Given problem: Write the material out again in full, exactly.

◆ ◆ ◆

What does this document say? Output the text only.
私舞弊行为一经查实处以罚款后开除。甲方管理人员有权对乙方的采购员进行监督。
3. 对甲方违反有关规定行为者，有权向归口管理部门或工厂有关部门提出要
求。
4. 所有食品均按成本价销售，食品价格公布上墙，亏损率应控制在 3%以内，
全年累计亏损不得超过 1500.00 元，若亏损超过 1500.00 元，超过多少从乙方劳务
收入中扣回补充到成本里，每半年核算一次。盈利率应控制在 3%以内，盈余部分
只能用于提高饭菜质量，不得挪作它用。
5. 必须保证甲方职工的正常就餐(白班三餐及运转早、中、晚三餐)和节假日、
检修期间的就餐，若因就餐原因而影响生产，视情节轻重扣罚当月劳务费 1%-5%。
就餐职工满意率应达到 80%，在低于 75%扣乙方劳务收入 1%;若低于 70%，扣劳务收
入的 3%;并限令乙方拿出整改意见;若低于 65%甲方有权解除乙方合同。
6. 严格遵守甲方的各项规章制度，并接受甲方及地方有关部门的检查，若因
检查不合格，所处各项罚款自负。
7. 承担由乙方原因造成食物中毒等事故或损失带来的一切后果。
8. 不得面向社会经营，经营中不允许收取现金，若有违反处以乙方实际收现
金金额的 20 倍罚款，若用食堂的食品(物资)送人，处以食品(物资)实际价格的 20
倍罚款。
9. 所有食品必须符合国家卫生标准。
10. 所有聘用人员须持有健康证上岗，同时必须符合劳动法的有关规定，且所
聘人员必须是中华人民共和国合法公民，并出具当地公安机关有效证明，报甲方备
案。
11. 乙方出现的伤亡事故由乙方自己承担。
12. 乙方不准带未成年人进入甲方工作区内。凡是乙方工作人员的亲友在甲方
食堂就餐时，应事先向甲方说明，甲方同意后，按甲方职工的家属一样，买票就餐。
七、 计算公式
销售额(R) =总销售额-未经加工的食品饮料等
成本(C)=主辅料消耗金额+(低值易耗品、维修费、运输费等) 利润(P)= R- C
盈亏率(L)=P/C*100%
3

◆ ◆ ◆

Response to the exercise:
What does this document say? Output the text only.
私舞弊行为一经查实处以罚款后开除。甲方管理人员有权对乙方的采购员进行监督。
3. 对甲方违反有关规定行为者，有权向归口管理部门或工厂有关部门提出要
求。
4. 所有食品均按成本价销售，食品价格公布上墙，亏损率应控制在 3%以内，
全年累计亏损不得超过 1500.00 元，若亏损超过 1500.00 元，超过多少从乙方劳务
收入中扣回补充到成本里，每半年核算一次。盈利率应控制在 3%以内，盈余部分
只能用于提高饭菜质量，不得挪作它用。
5. 必须保证甲方职工的正常就餐(白班三餐及运转早、中、晚三餐)和节假日、
检修期间的就餐，若因就餐原因而影响生产，视情节轻重扣罚当月劳务费 1%-5%。
就餐职工满意率应达到 80%，在低于 75%扣乙方劳务收入 1%;若低于 70%，扣劳务收
入的 3%;并限令乙方拿出整改意见;若低于 65%甲方有权解除乙方合同。
6. 严格遵守甲方的各项规章制度，并接受甲方及地方有关部门的检查，若因
检查不合格，所处各项罚款自负。
7. 承担由乙方原因造成食物中毒等事故或损失带来的一切后果。
8. 不得面向社会经营，经营中不允许收取现金，若有违反处以乙方实际收现
金金额的 20 倍罚款，若用食堂的食品(物资)送人，处以食品(物资)实际价格的 20
倍罚款。
9. 所有食品必须符合国家卫生标准。
10. 所有聘用人员须持有健康证上岗，同时必须符合劳动法的有关规定，且所
聘人员必须是中华人民共和国合法公民，并出具当地公安机关有效证明，报甲方备
案。
11. 乙方出现的伤亡事故由乙方自己承担。
12. 乙方不准带未成年人进入甲方工作区内。凡是乙方工作人员的亲友在甲方
食堂就餐时，应事先向甲方说明，甲方同意后，按甲方职工的家属一样，买票就餐。
七、 计算公式
销售额(R) =总销售额-未经加工的食品饮料等
成本(C)=主辅料消耗金额+(低值易耗品、维修费、运输费等) 利润(P)= R- C
盈亏率(L)=P/C*100%
3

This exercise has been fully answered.